- [WHAT NEEDS TO BE DONE]
Nothing but a number should be given: the count of lines in the data that include the string "JSON".

- [TASK INPUT]
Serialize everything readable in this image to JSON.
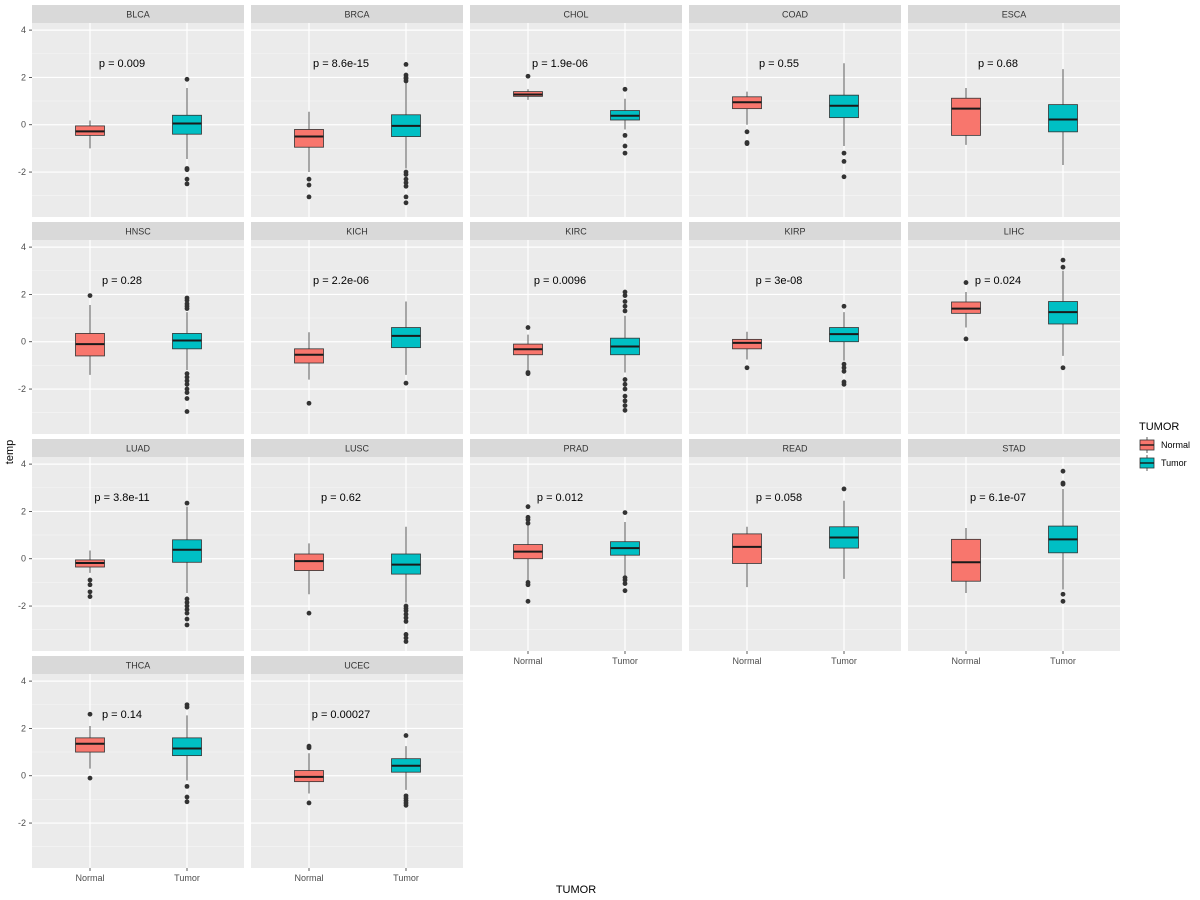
{
  "chart_data": {
    "type": "boxplot",
    "xlabel": "TUMOR",
    "ylabel": "temp",
    "ylim": [
      -3.9,
      4.3
    ],
    "yticks": [
      -2,
      0,
      2,
      4
    ],
    "categories": [
      "Normal",
      "Tumor"
    ],
    "legend": {
      "title": "TUMOR",
      "entries": [
        {
          "label": "Normal",
          "color": "#F8766D"
        },
        {
          "label": "Tumor",
          "color": "#00BFC4"
        }
      ],
      "position": "right"
    },
    "panels": [
      {
        "name": "BLCA",
        "p": "p = 0.009",
        "normal": {
          "min": -1.0,
          "q1": -0.45,
          "median": -0.28,
          "q3": -0.05,
          "max": 0.18,
          "outliers": []
        },
        "tumor": {
          "min": -1.45,
          "q1": -0.4,
          "median": 0.05,
          "q3": 0.4,
          "max": 1.55,
          "outliers": [
            1.92,
            -1.85,
            -1.9,
            -2.3,
            -2.5
          ]
        }
      },
      {
        "name": "BRCA",
        "p": "p = 8.6e-15",
        "normal": {
          "min": -2.0,
          "q1": -0.95,
          "median": -0.5,
          "q3": -0.2,
          "max": 0.55,
          "outliers": [
            -2.3,
            -2.55,
            -3.05
          ]
        },
        "tumor": {
          "min": -1.85,
          "q1": -0.5,
          "median": -0.05,
          "q3": 0.42,
          "max": 1.8,
          "outliers": [
            2.55,
            2.1,
            2.0,
            1.95,
            1.85,
            -2.0,
            -2.1,
            -2.3,
            -2.45,
            -2.6,
            -3.05,
            -3.3
          ]
        }
      },
      {
        "name": "CHOL",
        "p": "p = 1.9e-06",
        "normal": {
          "min": 1.05,
          "q1": 1.2,
          "median": 1.28,
          "q3": 1.4,
          "max": 1.5,
          "outliers": [
            2.05
          ]
        },
        "tumor": {
          "min": -0.2,
          "q1": 0.2,
          "median": 0.38,
          "q3": 0.6,
          "max": 1.1,
          "outliers": [
            1.5,
            -0.45,
            -0.9,
            -1.2
          ]
        }
      },
      {
        "name": "COAD",
        "p": "p = 0.55",
        "normal": {
          "min": 0.0,
          "q1": 0.68,
          "median": 0.95,
          "q3": 1.18,
          "max": 1.4,
          "outliers": [
            -0.3,
            -0.75,
            -0.8
          ]
        },
        "tumor": {
          "min": -0.9,
          "q1": 0.3,
          "median": 0.8,
          "q3": 1.25,
          "max": 2.6,
          "outliers": [
            -1.2,
            -1.55,
            -2.2
          ]
        }
      },
      {
        "name": "ESCA",
        "p": "p = 0.68",
        "normal": {
          "min": -0.85,
          "q1": -0.45,
          "median": 0.68,
          "q3": 1.12,
          "max": 1.55,
          "outliers": []
        },
        "tumor": {
          "min": -1.7,
          "q1": -0.3,
          "median": 0.22,
          "q3": 0.85,
          "max": 2.35,
          "outliers": []
        }
      },
      {
        "name": "HNSC",
        "p": "p = 0.28",
        "normal": {
          "min": -1.4,
          "q1": -0.6,
          "median": -0.1,
          "q3": 0.35,
          "max": 1.55,
          "outliers": [
            1.95
          ]
        },
        "tumor": {
          "min": -1.2,
          "q1": -0.3,
          "median": 0.05,
          "q3": 0.35,
          "max": 1.25,
          "outliers": [
            1.85,
            1.75,
            1.6,
            1.5,
            1.4,
            -1.35,
            -1.5,
            -1.65,
            -1.8,
            -2.0,
            -2.15,
            -2.4,
            -2.95
          ]
        }
      },
      {
        "name": "KICH",
        "p": "p = 2.2e-06",
        "normal": {
          "min": -1.6,
          "q1": -0.9,
          "median": -0.55,
          "q3": -0.3,
          "max": 0.4,
          "outliers": [
            -2.6
          ]
        },
        "tumor": {
          "min": -1.4,
          "q1": -0.25,
          "median": 0.25,
          "q3": 0.6,
          "max": 1.7,
          "outliers": [
            -1.75
          ]
        }
      },
      {
        "name": "KIRC",
        "p": "p = 0.0096",
        "normal": {
          "min": -1.2,
          "q1": -0.55,
          "median": -0.32,
          "q3": -0.1,
          "max": 0.3,
          "outliers": [
            0.6,
            -1.3,
            -1.35
          ]
        },
        "tumor": {
          "min": -1.3,
          "q1": -0.55,
          "median": -0.2,
          "q3": 0.15,
          "max": 1.1,
          "outliers": [
            2.1,
            1.95,
            1.7,
            1.5,
            1.3,
            -1.6,
            -1.8,
            -2.0,
            -2.3,
            -2.5,
            -2.7,
            -2.9
          ]
        }
      },
      {
        "name": "KIRP",
        "p": "p = 3e-08",
        "normal": {
          "min": -0.75,
          "q1": -0.3,
          "median": -0.05,
          "q3": 0.1,
          "max": 0.42,
          "outliers": [
            -1.1
          ]
        },
        "tumor": {
          "min": -0.8,
          "q1": 0.0,
          "median": 0.32,
          "q3": 0.6,
          "max": 1.25,
          "outliers": [
            1.5,
            -0.95,
            -1.1,
            -1.25,
            -1.7,
            -1.8
          ]
        }
      },
      {
        "name": "LIHC",
        "p": "p = 0.024",
        "normal": {
          "min": 0.6,
          "q1": 1.2,
          "median": 1.4,
          "q3": 1.68,
          "max": 2.1,
          "outliers": [
            2.5,
            0.12
          ]
        },
        "tumor": {
          "min": -0.6,
          "q1": 0.75,
          "median": 1.25,
          "q3": 1.7,
          "max": 3.0,
          "outliers": [
            3.45,
            3.15,
            -1.1
          ]
        }
      },
      {
        "name": "LUAD",
        "p": "p = 3.8e-11",
        "normal": {
          "min": -0.6,
          "q1": -0.35,
          "median": -0.18,
          "q3": -0.05,
          "max": 0.35,
          "outliers": [
            -0.9,
            -1.1,
            -1.4,
            -1.6
          ]
        },
        "tumor": {
          "min": -1.45,
          "q1": -0.15,
          "median": 0.38,
          "q3": 0.8,
          "max": 2.2,
          "outliers": [
            2.35,
            -1.7,
            -1.85,
            -2.0,
            -2.15,
            -2.3,
            -2.55,
            -2.8
          ]
        }
      },
      {
        "name": "LUSC",
        "p": "p = 0.62",
        "normal": {
          "min": -1.5,
          "q1": -0.5,
          "median": -0.1,
          "q3": 0.2,
          "max": 0.65,
          "outliers": [
            -2.3
          ]
        },
        "tumor": {
          "min": -1.85,
          "q1": -0.65,
          "median": -0.25,
          "q3": 0.2,
          "max": 1.35,
          "outliers": [
            -2.0,
            -2.1,
            -2.2,
            -2.35,
            -2.5,
            -2.65,
            -3.2,
            -3.35,
            -3.5
          ]
        }
      },
      {
        "name": "PRAD",
        "p": "p = 0.012",
        "normal": {
          "min": -0.9,
          "q1": 0.0,
          "median": 0.3,
          "q3": 0.6,
          "max": 1.4,
          "outliers": [
            2.2,
            1.75,
            1.65,
            1.5,
            -1.0,
            -1.1,
            -1.8
          ]
        },
        "tumor": {
          "min": -0.7,
          "q1": 0.15,
          "median": 0.45,
          "q3": 0.72,
          "max": 1.55,
          "outliers": [
            1.95,
            -0.8,
            -0.9,
            -1.05,
            -1.35
          ]
        }
      },
      {
        "name": "READ",
        "p": "p = 0.058",
        "normal": {
          "min": -1.2,
          "q1": -0.2,
          "median": 0.5,
          "q3": 1.05,
          "max": 1.35,
          "outliers": []
        },
        "tumor": {
          "min": -0.85,
          "q1": 0.45,
          "median": 0.9,
          "q3": 1.35,
          "max": 2.45,
          "outliers": [
            2.95
          ]
        }
      },
      {
        "name": "STAD",
        "p": "p = 6.1e-07",
        "normal": {
          "min": -1.45,
          "q1": -0.95,
          "median": -0.15,
          "q3": 0.82,
          "max": 1.3,
          "outliers": []
        },
        "tumor": {
          "min": -1.3,
          "q1": 0.25,
          "median": 0.82,
          "q3": 1.38,
          "max": 2.95,
          "outliers": [
            3.7,
            3.2,
            3.15,
            -1.5,
            -1.8
          ]
        }
      },
      {
        "name": "THCA",
        "p": "p = 0.14",
        "normal": {
          "min": 0.3,
          "q1": 1.0,
          "median": 1.35,
          "q3": 1.6,
          "max": 2.1,
          "outliers": [
            2.6,
            -0.1
          ]
        },
        "tumor": {
          "min": -0.2,
          "q1": 0.85,
          "median": 1.15,
          "q3": 1.6,
          "max": 2.55,
          "outliers": [
            3.0,
            2.9,
            -0.45,
            -0.9,
            -1.1
          ]
        }
      },
      {
        "name": "UCEC",
        "p": "p = 0.00027",
        "normal": {
          "min": -0.75,
          "q1": -0.25,
          "median": -0.05,
          "q3": 0.22,
          "max": 0.95,
          "outliers": [
            1.25,
            1.18,
            -1.15
          ]
        },
        "tumor": {
          "min": -0.6,
          "q1": 0.15,
          "median": 0.42,
          "q3": 0.72,
          "max": 1.25,
          "outliers": [
            1.7,
            -0.85,
            -0.95,
            -1.05,
            -1.15,
            -1.25
          ]
        }
      }
    ]
  }
}
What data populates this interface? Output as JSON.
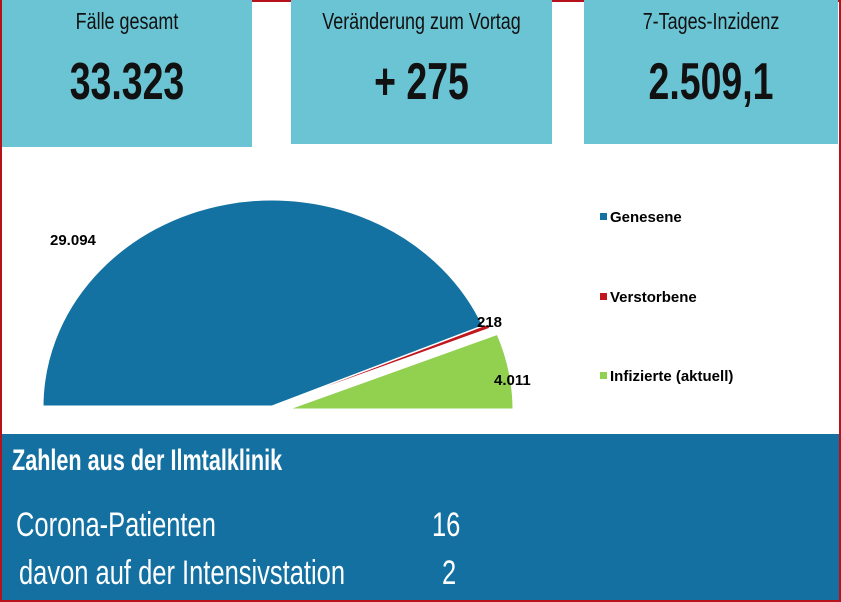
{
  "cards": [
    {
      "label": "Fälle gesamt",
      "value": "33.323"
    },
    {
      "label": "Veränderung zum Vortag",
      "value": "+ 275"
    },
    {
      "label": "7-Tages-Inzidenz",
      "value": "2.509,1"
    }
  ],
  "chart_data": {
    "type": "pie",
    "subtype": "half-pie",
    "slices": [
      {
        "name": "Genesene",
        "value": 29094,
        "label": "29.094",
        "color": "#1372a2"
      },
      {
        "name": "Verstorbene",
        "value": 218,
        "label": "218",
        "color": "#c0161e"
      },
      {
        "name": "Infizierte (aktuell)",
        "value": 4011,
        "label": "4.011",
        "color": "#92d050"
      }
    ],
    "legend_position": "right"
  },
  "panel": {
    "title": "Zahlen aus der Ilmtalklinik",
    "rows": [
      {
        "label": "Corona-Patienten",
        "value": "16"
      },
      {
        "label": "davon auf der Intensivstation",
        "value": "2"
      }
    ]
  }
}
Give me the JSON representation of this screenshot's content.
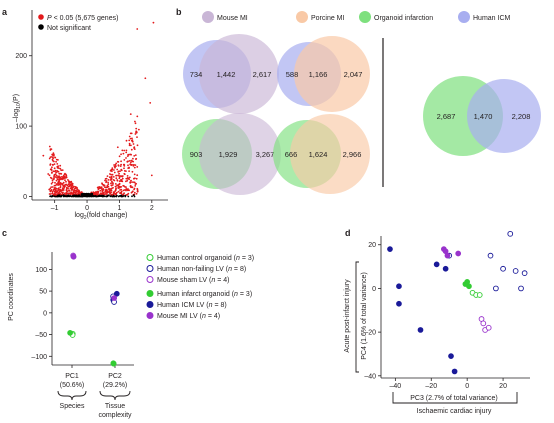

- [RESULT BELOW]
3